◆ **REQUIREMENT**: What you return should match every record exactly, with the images removed.

Recorded data:
■ ■ ■ ■ ■
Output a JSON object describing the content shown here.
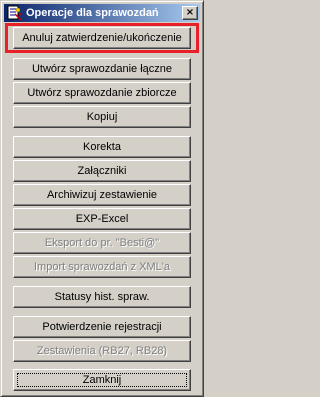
{
  "window": {
    "title": "Operacje dla sprawozdań",
    "close_glyph": "×"
  },
  "buttons": [
    {
      "label": "Anuluj zatwierdzenie/ukończenie",
      "enabled": true
    },
    {
      "label": "Utwórz sprawozdanie łączne",
      "enabled": true
    },
    {
      "label": "Utwórz sprawozdanie zbiorcze",
      "enabled": true
    },
    {
      "label": "Kopiuj",
      "enabled": true
    },
    {
      "label": "Korekta",
      "enabled": true
    },
    {
      "label": "Załączniki",
      "enabled": true
    },
    {
      "label": "Archiwizuj zestawienie",
      "enabled": true
    },
    {
      "label": "EXP-Excel",
      "enabled": true
    },
    {
      "label": "Eksport do pr. \"Besti@\"",
      "enabled": false
    },
    {
      "label": "Import sprawozdań z XML'a",
      "enabled": false
    },
    {
      "label": "Statusy hist. spraw.",
      "enabled": true
    },
    {
      "label": "Potwierdzenie rejestracji",
      "enabled": true
    },
    {
      "label": "Zestawienia (RB27, RB28)",
      "enabled": false
    },
    {
      "label": "Zamknij",
      "enabled": true
    }
  ],
  "colors": {
    "highlight": "#e8202a",
    "titlebar_start": "#0a246a",
    "titlebar_end": "#a6caf0",
    "face": "#d4d0c8"
  },
  "icons": {
    "app": "report-app-icon",
    "close": "close-icon"
  }
}
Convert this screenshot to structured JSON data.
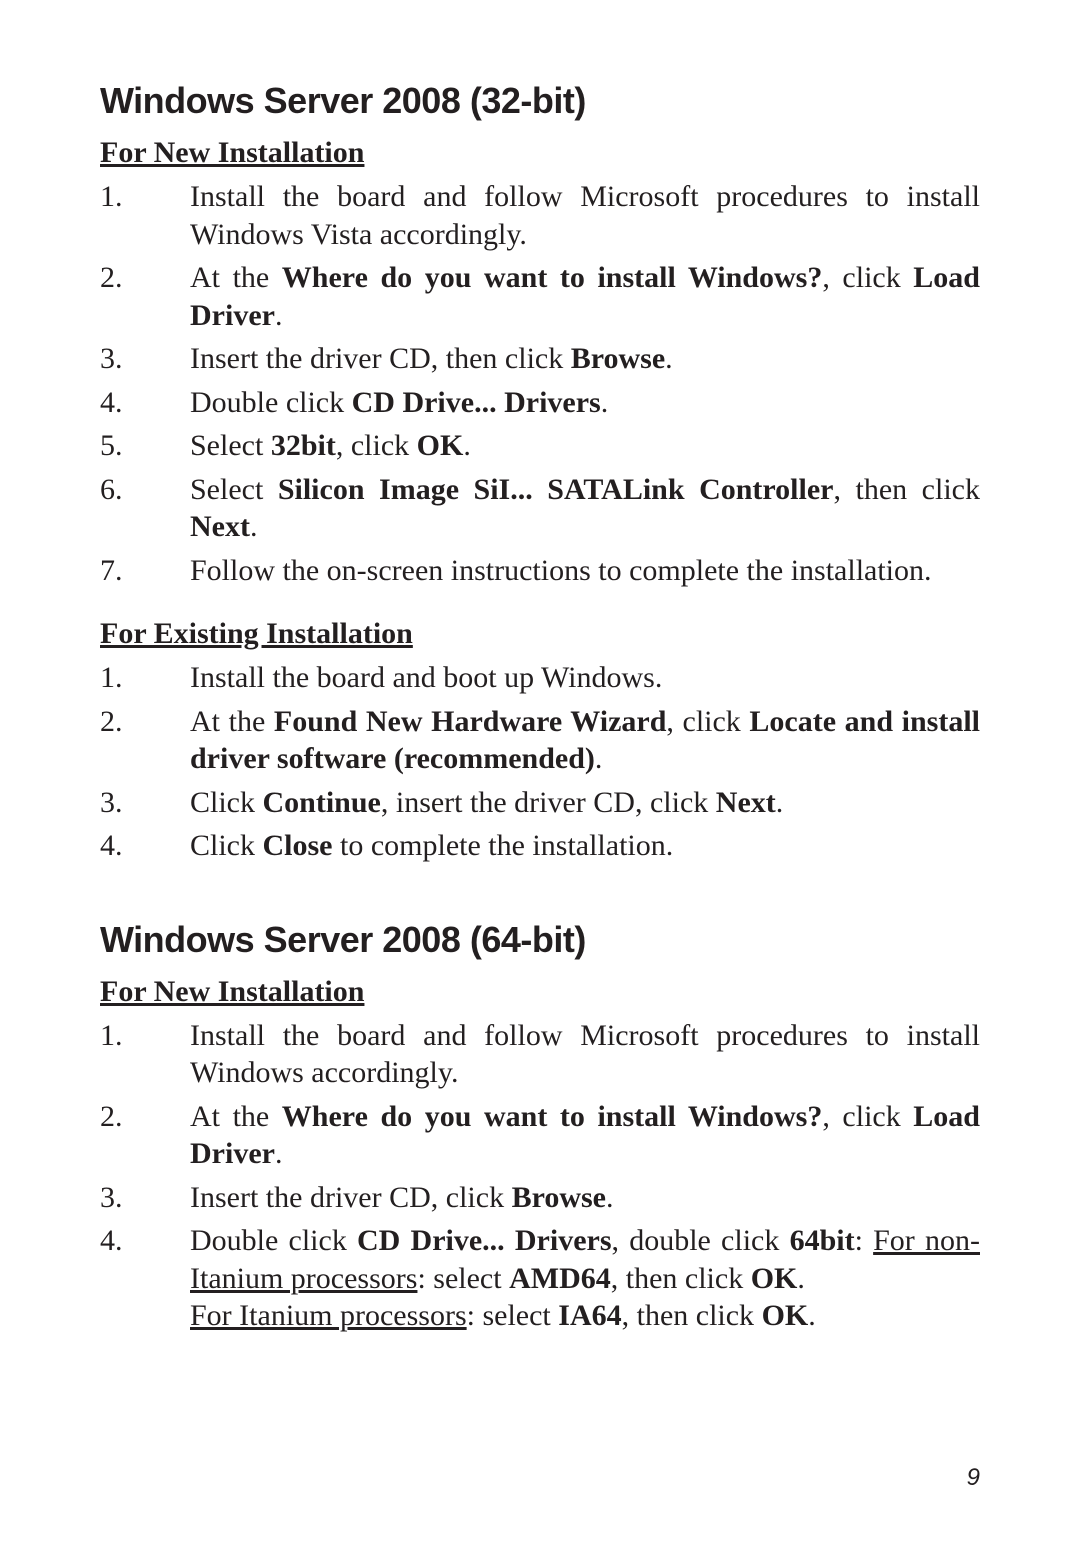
{
  "sections": [
    {
      "title": "Windows Server 2008 (32-bit)",
      "subsections": [
        {
          "heading": "For New Installation",
          "steps": [
            {
              "n": "1.",
              "html": "Install the board and follow Microsoft procedures to install Windows Vista accordingly."
            },
            {
              "n": "2.",
              "html": "At the <span class=\"b\">Where do you want to install Windows?</span>, click <span class=\"b\">Load Driver</span>."
            },
            {
              "n": "3.",
              "html": "Insert the driver CD, then click <span class=\"b\">Browse</span>."
            },
            {
              "n": "4.",
              "html": "Double click <span class=\"b\">CD Drive... Drivers</span>."
            },
            {
              "n": "5.",
              "html": "Select <span class=\"b\">32bit</span>, click <span class=\"b\">OK</span>."
            },
            {
              "n": "6.",
              "html": "Select <span class=\"b\">Silicon Image SiI... SATALink Controller</span>, then click <span class=\"b\">Next</span>."
            },
            {
              "n": "7.",
              "html": "Follow the on-screen instructions to complete the installation."
            }
          ]
        },
        {
          "heading": "For Existing Installation",
          "steps": [
            {
              "n": "1.",
              "html": "Install the board and boot up Windows."
            },
            {
              "n": "2.",
              "html": "At the <span class=\"b\">Found New Hardware Wizard</span>, click <span class=\"b\">Locate and install driver software (recommended)</span>."
            },
            {
              "n": "3.",
              "html": "Click <span class=\"b\">Continue</span>, insert the driver CD, click <span class=\"b\">Next</span>."
            },
            {
              "n": "4.",
              "html": "Click <span class=\"b\">Close</span> to complete the installation."
            }
          ]
        }
      ]
    },
    {
      "title": "Windows Server 2008 (64-bit)",
      "subsections": [
        {
          "heading": "For New Installation",
          "steps": [
            {
              "n": "1.",
              "html": "Install the board and follow Microsoft procedures to install Windows accordingly."
            },
            {
              "n": "2.",
              "html": "At the <span class=\"b\">Where do you want to install Windows?</span>, click <span class=\"b\">Load Driver</span>."
            },
            {
              "n": "3.",
              "html": "Insert the driver CD, click <span class=\"b\">Browse</span>."
            },
            {
              "n": "4.",
              "html": "Double click <span class=\"b\">CD Drive... Drivers</span>, double click <span class=\"b\">64bit</span>: <span class=\"u\">For non-Itanium processors</span>: select <span class=\"b\">AMD64</span>, then click <span class=\"b\">OK</span>.<br><span class=\"u\">For Itanium processors</span>: select <span class=\"b\">IA64</span>, then click <span class=\"b\">OK</span>."
            }
          ]
        }
      ]
    }
  ],
  "page_number": "9"
}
■ ■ ■ ■ ■
◆ **REPLY**:
Output a JSON object describing the content shown here.
{
  "window": {
    "title": "Operacje dla sprawozdań",
    "close_glyph": "×"
  },
  "buttons": [
    {
      "label": "Anuluj zatwierdzenie/ukończenie",
      "enabled": true
    },
    {
      "label": "Utwórz sprawozdanie łączne",
      "enabled": true
    },
    {
      "label": "Utwórz sprawozdanie zbiorcze",
      "enabled": true
    },
    {
      "label": "Kopiuj",
      "enabled": true
    },
    {
      "label": "Korekta",
      "enabled": true
    },
    {
      "label": "Załączniki",
      "enabled": true
    },
    {
      "label": "Archiwizuj zestawienie",
      "enabled": true
    },
    {
      "label": "EXP-Excel",
      "enabled": true
    },
    {
      "label": "Eksport do pr. \"Besti@\"",
      "enabled": false
    },
    {
      "label": "Import sprawozdań z XML'a",
      "enabled": false
    },
    {
      "label": "Statusy hist. spraw.",
      "enabled": true
    },
    {
      "label": "Potwierdzenie rejestracji",
      "enabled": true
    },
    {
      "label": "Zestawienia (RB27, RB28)",
      "enabled": false
    },
    {
      "label": "Zamknij",
      "enabled": true
    }
  ],
  "colors": {
    "highlight": "#e8202a",
    "titlebar_start": "#0a246a",
    "titlebar_end": "#a6caf0",
    "face": "#d4d0c8"
  },
  "icons": {
    "app": "report-app-icon",
    "close": "close-icon"
  }
}
Convert this screenshot to structured JSON data.
{
  "sections": [
    {
      "title": "Windows Server 2008 (32-bit)",
      "subsections": [
        {
          "heading": "For New Installation",
          "steps": [
            {
              "n": "1.",
              "html": "Install the board and follow Microsoft procedures to install Windows Vista accordingly."
            },
            {
              "n": "2.",
              "html": "At the <span class=\"b\">Where do you want to install Windows?</span>, click <span class=\"b\">Load Driver</span>."
            },
            {
              "n": "3.",
              "html": "Insert the driver CD, then click <span class=\"b\">Browse</span>."
            },
            {
              "n": "4.",
              "html": "Double click <span class=\"b\">CD Drive... Drivers</span>."
            },
            {
              "n": "5.",
              "html": "Select <span class=\"b\">32bit</span>, click <span class=\"b\">OK</span>."
            },
            {
              "n": "6.",
              "html": "Select <span class=\"b\">Silicon Image SiI... SATALink Controller</span>, then click <span class=\"b\">Next</span>."
            },
            {
              "n": "7.",
              "html": "Follow the on-screen instructions to complete the installation."
            }
          ]
        },
        {
          "heading": "For Existing Installation",
          "steps": [
            {
              "n": "1.",
              "html": "Install the board and boot up Windows."
            },
            {
              "n": "2.",
              "html": "At the <span class=\"b\">Found New Hardware Wizard</span>, click <span class=\"b\">Locate and install driver software (recommended)</span>."
            },
            {
              "n": "3.",
              "html": "Click <span class=\"b\">Continue</span>, insert the driver CD, click <span class=\"b\">Next</span>."
            },
            {
              "n": "4.",
              "html": "Click <span class=\"b\">Close</span> to complete the installation."
            }
          ]
        }
      ]
    },
    {
      "title": "Windows Server 2008 (64-bit)",
      "subsections": [
        {
          "heading": "For New Installation",
          "steps": [
            {
              "n": "1.",
              "html": "Install the board and follow Microsoft procedures to install Windows accordingly."
            },
            {
              "n": "2.",
              "html": "At the <span class=\"b\">Where do you want to install Windows?</span>, click <span class=\"b\">Load Driver</span>."
            },
            {
              "n": "3.",
              "html": "Insert the driver CD, click <span class=\"b\">Browse</span>."
            },
            {
              "n": "4.",
              "html": "Double click <span class=\"b\">CD Drive... Drivers</span>, double click <span class=\"b\">64bit</span>: <span class=\"u\">For non-Itanium processors</span>: select <span class=\"b\">AMD64</span>, then click <span class=\"b\">OK</span>.<br><span class=\"u\">For Itanium processors</span>: select <span class=\"b\">IA64</span>, then click <span class=\"b\">OK</span>."
            }
          ]
        }
      ]
    }
  ],
  "page_number": "9"
}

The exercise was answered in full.